** start **

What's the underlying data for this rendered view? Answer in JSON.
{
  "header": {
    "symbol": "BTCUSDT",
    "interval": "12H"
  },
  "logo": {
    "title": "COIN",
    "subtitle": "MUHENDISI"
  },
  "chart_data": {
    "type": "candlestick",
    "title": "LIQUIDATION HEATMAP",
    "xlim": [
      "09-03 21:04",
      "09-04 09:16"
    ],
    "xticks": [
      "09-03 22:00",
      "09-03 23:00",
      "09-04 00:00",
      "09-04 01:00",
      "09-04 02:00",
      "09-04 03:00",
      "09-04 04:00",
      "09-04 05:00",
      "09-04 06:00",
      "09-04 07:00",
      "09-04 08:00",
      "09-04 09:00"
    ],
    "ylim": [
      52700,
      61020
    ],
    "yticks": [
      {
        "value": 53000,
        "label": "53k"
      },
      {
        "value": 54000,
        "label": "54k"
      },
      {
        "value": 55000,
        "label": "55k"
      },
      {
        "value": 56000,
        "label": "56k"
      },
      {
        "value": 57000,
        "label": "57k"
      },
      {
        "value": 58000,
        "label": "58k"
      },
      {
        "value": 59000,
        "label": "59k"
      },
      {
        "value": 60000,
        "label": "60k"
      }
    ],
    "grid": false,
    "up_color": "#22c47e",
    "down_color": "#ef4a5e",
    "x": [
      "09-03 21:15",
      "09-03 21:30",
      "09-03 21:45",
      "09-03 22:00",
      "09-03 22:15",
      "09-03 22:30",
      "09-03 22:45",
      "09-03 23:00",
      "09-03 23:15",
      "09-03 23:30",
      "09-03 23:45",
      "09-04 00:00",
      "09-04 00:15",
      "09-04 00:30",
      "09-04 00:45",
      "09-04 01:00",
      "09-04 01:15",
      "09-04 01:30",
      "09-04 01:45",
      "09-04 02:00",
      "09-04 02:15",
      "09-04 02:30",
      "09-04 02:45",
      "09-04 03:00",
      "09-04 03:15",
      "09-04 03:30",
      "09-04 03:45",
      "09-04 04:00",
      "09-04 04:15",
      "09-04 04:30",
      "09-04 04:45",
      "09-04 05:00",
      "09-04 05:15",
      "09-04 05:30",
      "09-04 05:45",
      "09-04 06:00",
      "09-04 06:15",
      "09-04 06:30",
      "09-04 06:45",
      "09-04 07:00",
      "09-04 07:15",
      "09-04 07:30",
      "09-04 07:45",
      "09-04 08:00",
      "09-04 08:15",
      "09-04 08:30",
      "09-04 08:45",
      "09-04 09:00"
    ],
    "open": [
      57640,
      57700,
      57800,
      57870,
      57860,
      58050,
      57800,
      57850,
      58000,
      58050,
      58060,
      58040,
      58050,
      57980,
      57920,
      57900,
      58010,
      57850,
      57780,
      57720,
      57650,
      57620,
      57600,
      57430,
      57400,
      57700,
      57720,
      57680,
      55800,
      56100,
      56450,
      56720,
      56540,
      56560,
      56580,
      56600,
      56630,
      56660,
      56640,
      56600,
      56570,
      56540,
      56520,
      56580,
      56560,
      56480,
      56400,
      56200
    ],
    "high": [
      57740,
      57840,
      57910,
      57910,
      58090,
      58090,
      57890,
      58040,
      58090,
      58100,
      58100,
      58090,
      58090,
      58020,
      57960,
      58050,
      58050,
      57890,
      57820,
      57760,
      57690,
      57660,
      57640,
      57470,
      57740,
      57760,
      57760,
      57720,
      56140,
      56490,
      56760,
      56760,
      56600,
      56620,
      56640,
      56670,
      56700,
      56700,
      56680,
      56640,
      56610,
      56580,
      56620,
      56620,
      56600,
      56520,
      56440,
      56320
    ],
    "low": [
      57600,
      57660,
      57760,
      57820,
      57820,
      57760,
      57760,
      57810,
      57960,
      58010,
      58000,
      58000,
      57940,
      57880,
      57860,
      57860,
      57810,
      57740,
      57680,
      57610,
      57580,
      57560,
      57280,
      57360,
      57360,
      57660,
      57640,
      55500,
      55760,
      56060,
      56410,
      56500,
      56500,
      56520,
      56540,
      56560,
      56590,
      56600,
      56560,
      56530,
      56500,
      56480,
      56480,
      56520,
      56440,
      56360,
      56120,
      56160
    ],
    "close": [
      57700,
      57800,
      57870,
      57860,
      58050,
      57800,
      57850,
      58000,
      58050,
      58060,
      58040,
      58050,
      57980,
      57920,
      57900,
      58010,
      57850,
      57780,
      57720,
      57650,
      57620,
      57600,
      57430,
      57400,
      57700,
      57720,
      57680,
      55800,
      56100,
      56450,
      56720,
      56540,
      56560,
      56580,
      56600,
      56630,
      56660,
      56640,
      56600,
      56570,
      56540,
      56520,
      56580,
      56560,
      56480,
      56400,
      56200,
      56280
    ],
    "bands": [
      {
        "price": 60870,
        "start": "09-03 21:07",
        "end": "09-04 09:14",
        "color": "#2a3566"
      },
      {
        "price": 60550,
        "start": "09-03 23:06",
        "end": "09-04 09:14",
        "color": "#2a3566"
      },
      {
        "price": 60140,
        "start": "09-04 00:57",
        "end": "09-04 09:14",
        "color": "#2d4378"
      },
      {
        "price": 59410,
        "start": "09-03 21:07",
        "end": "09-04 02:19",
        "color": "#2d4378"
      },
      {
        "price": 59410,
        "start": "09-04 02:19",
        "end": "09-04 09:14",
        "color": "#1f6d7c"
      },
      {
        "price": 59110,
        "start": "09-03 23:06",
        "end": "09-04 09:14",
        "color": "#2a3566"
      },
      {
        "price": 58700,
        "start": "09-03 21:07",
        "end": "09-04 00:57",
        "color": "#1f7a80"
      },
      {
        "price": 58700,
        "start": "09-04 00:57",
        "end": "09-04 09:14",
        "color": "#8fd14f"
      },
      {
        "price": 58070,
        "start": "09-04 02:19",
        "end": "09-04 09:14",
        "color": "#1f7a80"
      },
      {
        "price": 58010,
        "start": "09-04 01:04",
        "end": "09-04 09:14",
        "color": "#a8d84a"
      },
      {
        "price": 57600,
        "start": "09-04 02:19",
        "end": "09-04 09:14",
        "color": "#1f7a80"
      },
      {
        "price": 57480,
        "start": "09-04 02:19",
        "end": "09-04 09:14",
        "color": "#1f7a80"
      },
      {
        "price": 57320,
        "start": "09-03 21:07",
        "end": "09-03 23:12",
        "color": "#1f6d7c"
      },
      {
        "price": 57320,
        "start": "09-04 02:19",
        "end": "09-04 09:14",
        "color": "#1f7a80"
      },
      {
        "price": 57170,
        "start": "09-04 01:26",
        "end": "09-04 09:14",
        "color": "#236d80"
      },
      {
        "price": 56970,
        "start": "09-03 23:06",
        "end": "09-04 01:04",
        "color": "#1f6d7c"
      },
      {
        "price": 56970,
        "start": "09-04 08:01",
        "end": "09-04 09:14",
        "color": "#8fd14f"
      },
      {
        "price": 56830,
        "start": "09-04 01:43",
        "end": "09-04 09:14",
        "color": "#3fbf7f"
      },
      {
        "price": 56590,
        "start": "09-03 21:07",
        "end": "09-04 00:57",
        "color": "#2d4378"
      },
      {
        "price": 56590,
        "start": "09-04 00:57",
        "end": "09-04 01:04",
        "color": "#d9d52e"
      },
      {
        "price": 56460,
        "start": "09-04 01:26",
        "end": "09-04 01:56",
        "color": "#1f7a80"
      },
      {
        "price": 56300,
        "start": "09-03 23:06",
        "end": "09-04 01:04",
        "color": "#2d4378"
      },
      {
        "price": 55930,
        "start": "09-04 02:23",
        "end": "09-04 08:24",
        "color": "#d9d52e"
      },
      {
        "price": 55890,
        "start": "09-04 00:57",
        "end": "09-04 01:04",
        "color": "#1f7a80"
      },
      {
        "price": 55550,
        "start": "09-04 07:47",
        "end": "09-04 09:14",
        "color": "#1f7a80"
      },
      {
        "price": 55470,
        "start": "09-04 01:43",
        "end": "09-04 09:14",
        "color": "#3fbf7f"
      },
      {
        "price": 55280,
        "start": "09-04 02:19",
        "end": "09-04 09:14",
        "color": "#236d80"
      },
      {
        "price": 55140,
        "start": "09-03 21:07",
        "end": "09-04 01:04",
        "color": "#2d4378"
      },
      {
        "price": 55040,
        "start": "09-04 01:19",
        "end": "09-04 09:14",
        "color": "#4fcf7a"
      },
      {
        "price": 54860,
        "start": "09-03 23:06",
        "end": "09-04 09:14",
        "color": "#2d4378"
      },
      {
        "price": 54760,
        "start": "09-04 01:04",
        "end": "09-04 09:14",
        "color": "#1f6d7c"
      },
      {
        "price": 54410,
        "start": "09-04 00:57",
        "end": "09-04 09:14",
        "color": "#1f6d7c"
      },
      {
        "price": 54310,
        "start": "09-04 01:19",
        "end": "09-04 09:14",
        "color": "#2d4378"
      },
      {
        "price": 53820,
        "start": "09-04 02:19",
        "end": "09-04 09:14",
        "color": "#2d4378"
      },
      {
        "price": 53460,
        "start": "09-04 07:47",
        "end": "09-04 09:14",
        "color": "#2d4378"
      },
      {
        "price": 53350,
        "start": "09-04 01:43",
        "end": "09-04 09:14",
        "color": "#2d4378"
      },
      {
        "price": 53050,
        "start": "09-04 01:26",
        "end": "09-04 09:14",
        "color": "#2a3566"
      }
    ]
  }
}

** end **

Your answer should be a single number: how many lines in the data above include "label"?

8